## Your objective
Reproduce the records exactly.

### Information supplied

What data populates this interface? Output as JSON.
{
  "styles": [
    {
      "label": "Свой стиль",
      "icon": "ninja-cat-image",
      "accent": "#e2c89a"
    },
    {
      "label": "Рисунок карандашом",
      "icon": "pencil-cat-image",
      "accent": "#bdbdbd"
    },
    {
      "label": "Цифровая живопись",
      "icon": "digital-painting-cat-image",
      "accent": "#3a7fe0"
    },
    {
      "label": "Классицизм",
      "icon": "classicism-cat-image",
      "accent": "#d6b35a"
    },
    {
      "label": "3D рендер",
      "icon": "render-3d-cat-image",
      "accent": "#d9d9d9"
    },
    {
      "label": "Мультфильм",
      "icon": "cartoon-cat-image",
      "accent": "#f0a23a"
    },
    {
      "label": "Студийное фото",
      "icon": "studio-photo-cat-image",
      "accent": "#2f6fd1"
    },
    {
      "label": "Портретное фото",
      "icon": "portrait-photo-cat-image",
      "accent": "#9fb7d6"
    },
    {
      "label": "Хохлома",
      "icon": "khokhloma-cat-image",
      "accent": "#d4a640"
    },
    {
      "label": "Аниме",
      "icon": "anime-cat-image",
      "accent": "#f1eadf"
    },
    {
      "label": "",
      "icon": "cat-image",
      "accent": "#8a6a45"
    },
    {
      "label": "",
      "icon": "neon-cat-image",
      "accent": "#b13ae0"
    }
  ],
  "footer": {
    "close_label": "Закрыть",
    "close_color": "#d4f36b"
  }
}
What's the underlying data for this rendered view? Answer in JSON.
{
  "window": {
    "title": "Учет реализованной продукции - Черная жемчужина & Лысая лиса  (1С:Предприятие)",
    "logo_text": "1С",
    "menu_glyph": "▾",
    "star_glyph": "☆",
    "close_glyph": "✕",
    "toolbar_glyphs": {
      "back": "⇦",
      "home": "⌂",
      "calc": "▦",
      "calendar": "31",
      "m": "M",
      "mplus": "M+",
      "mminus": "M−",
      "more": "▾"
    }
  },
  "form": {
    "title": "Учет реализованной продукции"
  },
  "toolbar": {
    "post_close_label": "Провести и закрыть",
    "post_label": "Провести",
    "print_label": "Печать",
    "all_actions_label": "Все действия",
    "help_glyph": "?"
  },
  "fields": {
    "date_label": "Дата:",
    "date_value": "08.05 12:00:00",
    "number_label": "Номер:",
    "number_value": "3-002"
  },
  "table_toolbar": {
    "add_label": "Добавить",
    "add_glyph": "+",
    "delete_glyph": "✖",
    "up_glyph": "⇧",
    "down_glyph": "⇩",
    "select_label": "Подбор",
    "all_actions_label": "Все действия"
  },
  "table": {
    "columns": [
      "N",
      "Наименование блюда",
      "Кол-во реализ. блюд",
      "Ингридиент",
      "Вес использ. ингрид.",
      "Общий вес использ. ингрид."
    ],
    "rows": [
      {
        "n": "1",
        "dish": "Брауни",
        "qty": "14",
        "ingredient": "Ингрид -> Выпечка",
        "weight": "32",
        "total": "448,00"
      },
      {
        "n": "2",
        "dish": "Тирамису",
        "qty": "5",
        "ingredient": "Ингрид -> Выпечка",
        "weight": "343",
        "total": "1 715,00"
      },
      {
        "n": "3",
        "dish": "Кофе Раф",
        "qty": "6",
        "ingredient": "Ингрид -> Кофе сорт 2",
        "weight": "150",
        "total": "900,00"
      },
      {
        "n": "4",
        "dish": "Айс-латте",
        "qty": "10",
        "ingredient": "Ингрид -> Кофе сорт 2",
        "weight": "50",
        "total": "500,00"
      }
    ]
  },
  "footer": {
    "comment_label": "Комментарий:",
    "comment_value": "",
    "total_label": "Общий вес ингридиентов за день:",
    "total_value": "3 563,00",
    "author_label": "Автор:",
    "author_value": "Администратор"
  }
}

######

## Worked answer
What data populates this interface? Output as JSON.
{
  "styles": [
    {
      "label": "Свой стиль",
      "icon": "ninja-cat-image",
      "accent": "#e2c89a"
    },
    {
      "label": "Рисунок карандашом",
      "icon": "pencil-cat-image",
      "accent": "#bdbdbd"
    },
    {
      "label": "Цифровая живопись",
      "icon": "digital-painting-cat-image",
      "accent": "#3a7fe0"
    },
    {
      "label": "Классицизм",
      "icon": "classicism-cat-image",
      "accent": "#d6b35a"
    },
    {
      "label": "3D рендер",
      "icon": "render-3d-cat-image",
      "accent": "#d9d9d9"
    },
    {
      "label": "Мультфильм",
      "icon": "cartoon-cat-image",
      "accent": "#f0a23a"
    },
    {
      "label": "Студийное фото",
      "icon": "studio-photo-cat-image",
      "accent": "#2f6fd1"
    },
    {
      "label": "Портретное фото",
      "icon": "portrait-photo-cat-image",
      "accent": "#9fb7d6"
    },
    {
      "label": "Хохлома",
      "icon": "khokhloma-cat-image",
      "accent": "#d4a640"
    },
    {
      "label": "Аниме",
      "icon": "anime-cat-image",
      "accent": "#f1eadf"
    },
    {
      "label": "",
      "icon": "cat-image",
      "accent": "#8a6a45"
    },
    {
      "label": "",
      "icon": "neon-cat-image",
      "accent": "#b13ae0"
    }
  ],
  "footer": {
    "close_label": "Закрыть",
    "close_color": "#d4f36b"
  }
}
What's the underlying data for this rendered view? Answer in JSON.
{
  "window": {
    "title": "Учет реализованной продукции - Черная жемчужина & Лысая лиса  (1С:Предприятие)",
    "logo_text": "1С",
    "menu_glyph": "▾",
    "star_glyph": "☆",
    "close_glyph": "✕",
    "toolbar_glyphs": {
      "back": "⇦",
      "home": "⌂",
      "calc": "▦",
      "calendar": "31",
      "m": "M",
      "mplus": "M+",
      "mminus": "M−",
      "more": "▾"
    }
  },
  "form": {
    "title": "Учет реализованной продукции"
  },
  "toolbar": {
    "post_close_label": "Провести и закрыть",
    "post_label": "Провести",
    "print_label": "Печать",
    "all_actions_label": "Все действия",
    "help_glyph": "?"
  },
  "fields": {
    "date_label": "Дата:",
    "date_value": "08.05 12:00:00",
    "number_label": "Номер:",
    "number_value": "3-002"
  },
  "table_toolbar": {
    "add_label": "Добавить",
    "add_glyph": "+",
    "delete_glyph": "✖",
    "up_glyph": "⇧",
    "down_glyph": "⇩",
    "select_label": "Подбор",
    "all_actions_label": "Все действия"
  },
  "table": {
    "columns": [
      "N",
      "Наименование блюда",
      "Кол-во реализ. блюд",
      "Ингридиент",
      "Вес использ. ингрид.",
      "Общий вес использ. ингрид."
    ],
    "rows": [
      {
        "n": "1",
        "dish": "Брауни",
        "qty": "14",
        "ingredient": "Ингрид -> Выпечка",
        "weight": "32",
        "total": "448,00"
      },
      {
        "n": "2",
        "dish": "Тирамису",
        "qty": "5",
        "ingredient": "Ингрид -> Выпечка",
        "weight": "343",
        "total": "1 715,00"
      },
      {
        "n": "3",
        "dish": "Кофе Раф",
        "qty": "6",
        "ingredient": "Ингрид -> Кофе сорт 2",
        "weight": "150",
        "total": "900,00"
      },
      {
        "n": "4",
        "dish": "Айс-латте",
        "qty": "10",
        "ingredient": "Ингрид -> Кофе сорт 2",
        "weight": "50",
        "total": "500,00"
      }
    ]
  },
  "footer": {
    "comment_label": "Комментарий:",
    "comment_value": "",
    "total_label": "Общий вес ингридиентов за день:",
    "total_value": "3 563,00",
    "author_label": "Автор:",
    "author_value": "Администратор"
  }
}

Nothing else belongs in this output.